— start Material provided —

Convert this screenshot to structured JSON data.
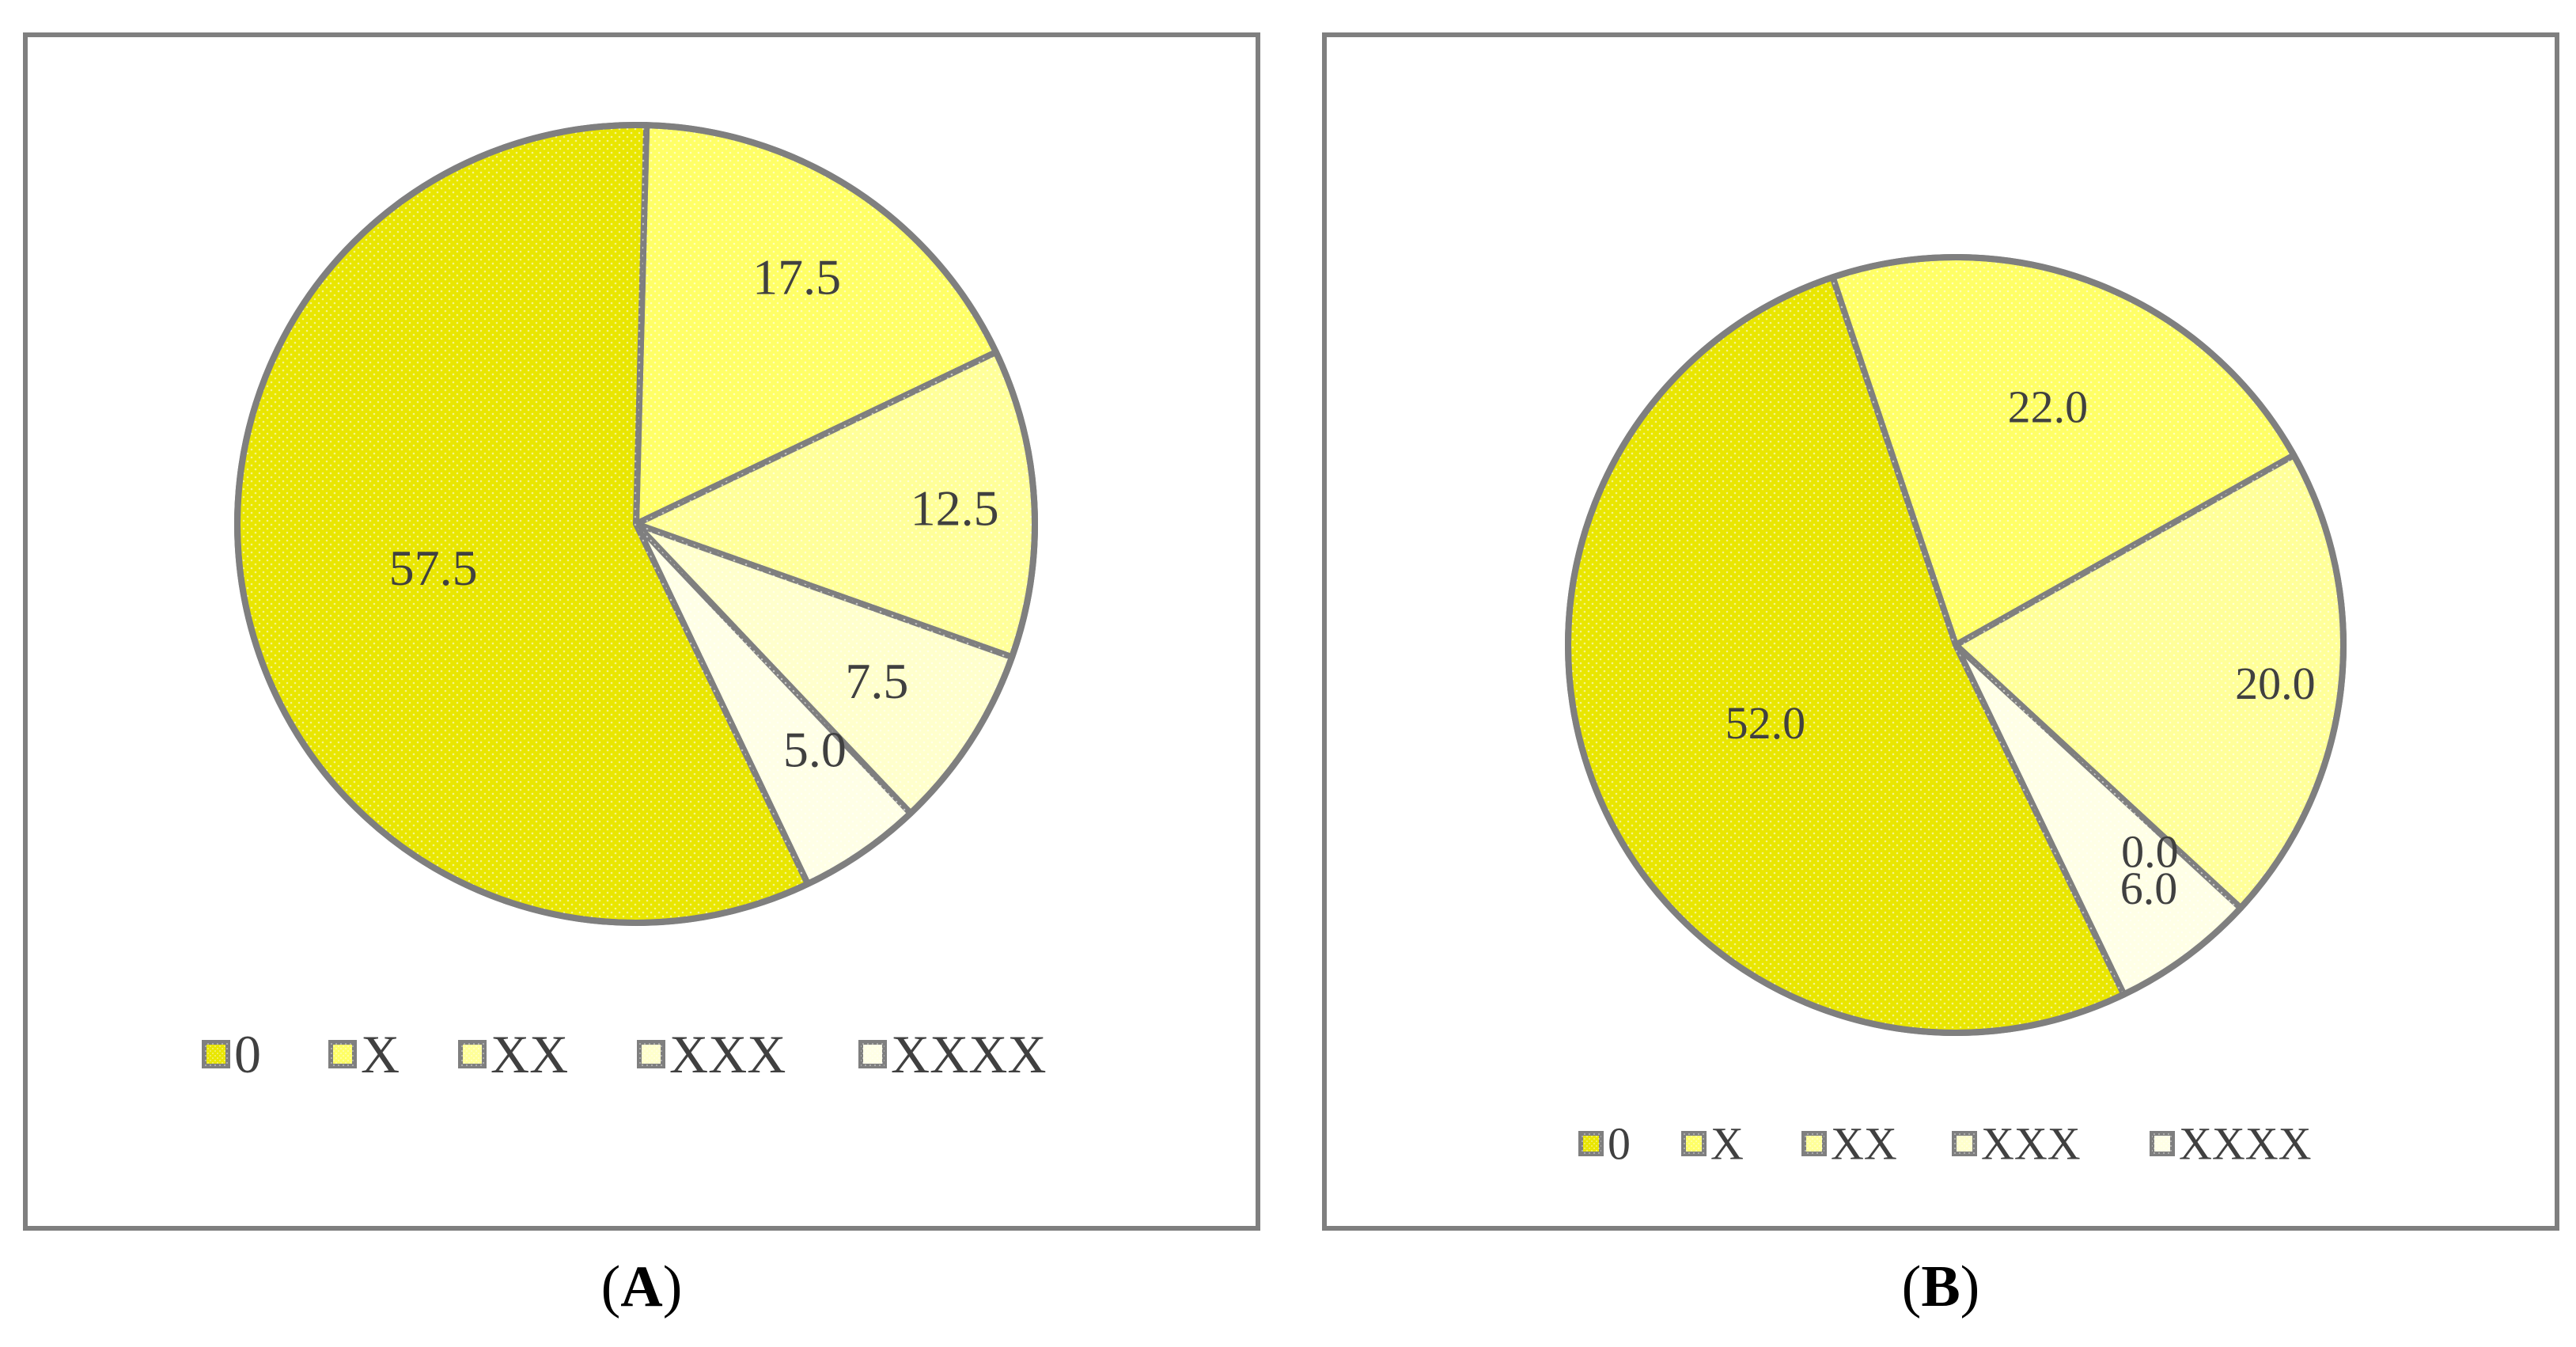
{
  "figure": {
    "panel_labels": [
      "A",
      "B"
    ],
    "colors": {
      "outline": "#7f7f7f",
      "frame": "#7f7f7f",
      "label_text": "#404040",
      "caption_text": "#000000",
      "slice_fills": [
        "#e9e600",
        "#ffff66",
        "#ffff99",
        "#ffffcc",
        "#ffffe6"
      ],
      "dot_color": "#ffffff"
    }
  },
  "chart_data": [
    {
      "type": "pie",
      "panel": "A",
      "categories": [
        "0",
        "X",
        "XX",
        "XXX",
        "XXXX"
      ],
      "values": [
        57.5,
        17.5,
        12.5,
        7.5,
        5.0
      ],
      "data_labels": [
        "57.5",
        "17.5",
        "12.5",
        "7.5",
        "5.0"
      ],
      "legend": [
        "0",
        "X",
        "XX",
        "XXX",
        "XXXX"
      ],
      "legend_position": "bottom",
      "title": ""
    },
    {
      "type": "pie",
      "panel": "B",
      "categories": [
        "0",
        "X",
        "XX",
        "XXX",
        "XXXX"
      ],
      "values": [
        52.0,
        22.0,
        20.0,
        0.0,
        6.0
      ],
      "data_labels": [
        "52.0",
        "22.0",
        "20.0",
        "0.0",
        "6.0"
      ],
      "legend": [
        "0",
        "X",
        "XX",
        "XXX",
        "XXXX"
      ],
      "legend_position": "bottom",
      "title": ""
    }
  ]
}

— end Material provided —

Given exercise: Without the pictures, restate all of the entries above verbatim.

Exercise output:
Convert this screenshot to structured JSON data.
{
  "figure": {
    "panel_labels": [
      "A",
      "B"
    ],
    "colors": {
      "outline": "#7f7f7f",
      "frame": "#7f7f7f",
      "label_text": "#404040",
      "caption_text": "#000000",
      "slice_fills": [
        "#e9e600",
        "#ffff66",
        "#ffff99",
        "#ffffcc",
        "#ffffe6"
      ],
      "dot_color": "#ffffff"
    }
  },
  "chart_data": [
    {
      "type": "pie",
      "panel": "A",
      "categories": [
        "0",
        "X",
        "XX",
        "XXX",
        "XXXX"
      ],
      "values": [
        57.5,
        17.5,
        12.5,
        7.5,
        5.0
      ],
      "data_labels": [
        "57.5",
        "17.5",
        "12.5",
        "7.5",
        "5.0"
      ],
      "legend": [
        "0",
        "X",
        "XX",
        "XXX",
        "XXXX"
      ],
      "legend_position": "bottom",
      "title": ""
    },
    {
      "type": "pie",
      "panel": "B",
      "categories": [
        "0",
        "X",
        "XX",
        "XXX",
        "XXXX"
      ],
      "values": [
        52.0,
        22.0,
        20.0,
        0.0,
        6.0
      ],
      "data_labels": [
        "52.0",
        "22.0",
        "20.0",
        "0.0",
        "6.0"
      ],
      "legend": [
        "0",
        "X",
        "XX",
        "XXX",
        "XXXX"
      ],
      "legend_position": "bottom",
      "title": ""
    }
  ]
}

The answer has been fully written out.